**Aim**
Copy out every line of the material below word for word, omitting the pictures.

**********

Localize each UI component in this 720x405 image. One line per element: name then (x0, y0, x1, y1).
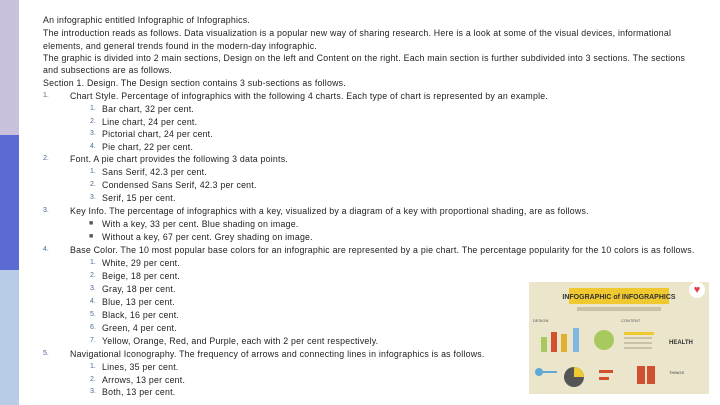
text block: Chart Style. Percentage of infographics with the following 4 charts. Each type of chart is represented by an example. (70, 91, 548, 101)
text block: ■ (89, 220, 93, 227)
banner: INFOGRAPHIC of INFOGRAPHICS (562, 294, 676, 301)
text block: 1. (90, 105, 96, 112)
text block: 2. (90, 118, 96, 125)
text block: Sans Serif, 42.3 per cent. (102, 167, 207, 177)
text block: Line chart, 24 per cent. (102, 117, 197, 127)
text block: The graphic is divided into 2 main sections, Design on the left and Content on the right. Each main section is further subdivided into 3 sections. The sections (43, 53, 685, 63)
text block: Blue, 13 per cent. (102, 297, 175, 307)
text block: An infographic entitled Infographic of Infographics. (43, 15, 250, 25)
text block: 4. (90, 143, 96, 150)
text block: 2. (90, 376, 96, 383)
text block: The introduction reads as follows. Data visualization is a popular new way of sharing research. Here is a look at some of the visual devices, informational (43, 28, 671, 38)
text block: Pictorial chart, 24 per cent. (102, 129, 213, 139)
text block: Condensed Sans Serif, 42.3 per cent. (102, 180, 257, 190)
text block: 2. (90, 272, 96, 279)
text block: 3. (43, 207, 49, 214)
thumbnail infographic (529, 282, 709, 394)
text block: Without a key, 67 per cent. Grey shading on image. (102, 232, 313, 242)
text block: 5. (90, 311, 96, 318)
text block: Lines, 35 per cent. (102, 362, 179, 372)
text block: 3. (90, 285, 96, 292)
icon: heart (689, 282, 705, 298)
text block: 3. (90, 194, 96, 201)
text block: Green, 4 per cent. (102, 323, 177, 333)
text block: and subsections are as follows. (43, 65, 172, 75)
text block: With a key, 33 per cent. Blue shading on image. (102, 219, 298, 229)
text block: 4. (43, 246, 49, 253)
text block: Yellow, Orange, Red, and Purple, each with 2 per cent respectively. (102, 336, 378, 346)
text block: 1. (90, 259, 96, 266)
text block: 7. (90, 337, 96, 344)
text block: Pie chart, 22 per cent. (102, 142, 193, 152)
text block: ■ (89, 233, 93, 240)
text block: 2. (90, 181, 96, 188)
text block: Both, 13 per cent. (102, 387, 175, 397)
text block: Bar chart, 32 per cent. (102, 104, 194, 114)
thumbnail infographic: CONTENT (621, 318, 641, 323)
text block: Black, 16 per cent. (102, 310, 179, 320)
thumbnail infographic: DESIGN (533, 318, 548, 323)
text block: 1. (43, 92, 49, 99)
text block: Section 1. Design. The Design section contains 3 sub-sections as follows. (43, 78, 346, 88)
text block: 1. (90, 363, 96, 370)
text block: Font. A pie chart provides the following 3 data points. (70, 154, 288, 164)
text block: 4. (90, 298, 96, 305)
text block: Beige, 18 per cent. (102, 271, 180, 281)
thumbnail infographic: HEALTH (669, 340, 693, 346)
text block: Navigational Iconography. The frequency of arrows and connecting lines in infographics is as follows. (70, 349, 485, 359)
text block: Serif, 15 per cent. (102, 193, 176, 203)
thumbnail infographic: THINGS (669, 370, 684, 375)
text block: elements, and general trends found in the modern-day infographic. (43, 41, 317, 51)
text block: Arrows, 13 per cent. (102, 375, 185, 385)
text block: 5. (43, 350, 49, 357)
text block: 6. (90, 324, 96, 331)
text block: 1. (90, 168, 96, 175)
text block: Base Color. The 10 most popular base colors for an infographic are represented by a pie chart. The percentage popularity for the 10 colors is as follows. (70, 245, 695, 255)
text block: 3. (90, 130, 96, 137)
text block: Gray, 18 per cent. (102, 284, 176, 294)
left stripe (0, 0, 19, 405)
banner (562, 288, 676, 304)
text block: White, 29 per cent. (102, 258, 180, 268)
text block: 2. (43, 155, 49, 162)
icon: heart: ♥ (694, 284, 700, 296)
text block: 3. (90, 388, 96, 395)
text block: Key Info. The percentage of infographics with a key, visualized by a diagram of a key with proportional shading, are as follows. (70, 206, 589, 216)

**********

**Answer in full**
Localize each UI component in this 720x405 image. One line per element: name then (x0, y0, x1, y1).
text block: Chart Style. Percentage of infographics with the following 4 charts. Each type of chart is represented by an example. (70, 91, 548, 101)
text block: ■ (89, 220, 93, 227)
banner: INFOGRAPHIC of INFOGRAPHICS (562, 294, 676, 301)
text block: 1. (90, 105, 96, 112)
text block: 2. (90, 118, 96, 125)
text block: Sans Serif, 42.3 per cent. (102, 167, 207, 177)
text block: Line chart, 24 per cent. (102, 117, 197, 127)
text block: The graphic is divided into 2 main sections, Design on the left and Content on the right. Each main section is further subdivided into 3 sections. The sections (43, 53, 685, 63)
text block: Blue, 13 per cent. (102, 297, 175, 307)
text block: An infographic entitled Infographic of Infographics. (43, 15, 250, 25)
text block: 4. (90, 143, 96, 150)
text block: 2. (90, 376, 96, 383)
text block: The introduction reads as follows. Data visualization is a popular new way of sharing research. Here is a look at some of the visual devices, informational (43, 28, 671, 38)
text block: Pictorial chart, 24 per cent. (102, 129, 213, 139)
text block: Condensed Sans Serif, 42.3 per cent. (102, 180, 257, 190)
text block: 2. (90, 272, 96, 279)
text block: 3. (43, 207, 49, 214)
thumbnail infographic (529, 282, 709, 394)
text block: Without a key, 67 per cent. Grey shading on image. (102, 232, 313, 242)
text block: 5. (90, 311, 96, 318)
text block: Lines, 35 per cent. (102, 362, 179, 372)
text block: 3. (90, 285, 96, 292)
icon: heart (689, 282, 705, 298)
text block: 3. (90, 194, 96, 201)
text block: Green, 4 per cent. (102, 323, 177, 333)
text block: and subsections are as follows. (43, 65, 172, 75)
text block: With a key, 33 per cent. Blue shading on image. (102, 219, 298, 229)
text block: 4. (43, 246, 49, 253)
text block: Yellow, Orange, Red, and Purple, each with 2 per cent respectively. (102, 336, 378, 346)
text block: 1. (90, 259, 96, 266)
text block: 7. (90, 337, 96, 344)
text block: Pie chart, 22 per cent. (102, 142, 193, 152)
text block: ■ (89, 233, 93, 240)
text block: 2. (90, 181, 96, 188)
text block: Both, 13 per cent. (102, 387, 175, 397)
text block: Bar chart, 32 per cent. (102, 104, 194, 114)
thumbnail infographic: CONTENT (621, 318, 641, 323)
text block: Black, 16 per cent. (102, 310, 179, 320)
thumbnail infographic: DESIGN (533, 318, 548, 323)
text block: 1. (43, 92, 49, 99)
text block: Section 1. Design. The Design section contains 3 sub-sections as follows. (43, 78, 346, 88)
text block: 1. (90, 363, 96, 370)
text block: Font. A pie chart provides the following 3 data points. (70, 154, 288, 164)
text block: 4. (90, 298, 96, 305)
text block: Beige, 18 per cent. (102, 271, 180, 281)
thumbnail infographic: HEALTH (669, 340, 693, 346)
text block: Navigational Iconography. The frequency of arrows and connecting lines in infographics is as follows. (70, 349, 485, 359)
text block: Serif, 15 per cent. (102, 193, 176, 203)
thumbnail infographic: THINGS (669, 370, 684, 375)
text block: elements, and general trends found in the modern-day infographic. (43, 41, 317, 51)
text block: Arrows, 13 per cent. (102, 375, 185, 385)
text block: 5. (43, 350, 49, 357)
text block: 6. (90, 324, 96, 331)
text block: 1. (90, 168, 96, 175)
text block: Base Color. The 10 most popular base colors for an infographic are represented by a pie chart. The percentage popularity for the 10 colors is as follows. (70, 245, 695, 255)
text block: 3. (90, 130, 96, 137)
text block: Gray, 18 per cent. (102, 284, 176, 294)
left stripe (0, 0, 19, 405)
banner (562, 288, 676, 304)
text block: White, 29 per cent. (102, 258, 180, 268)
text block: 2. (43, 155, 49, 162)
icon: heart: ♥ (694, 284, 700, 296)
text block: 3. (90, 388, 96, 395)
text block: Key Info. The percentage of infographics with a key, visualized by a diagram of a key with proportional shading, are as follows. (70, 206, 589, 216)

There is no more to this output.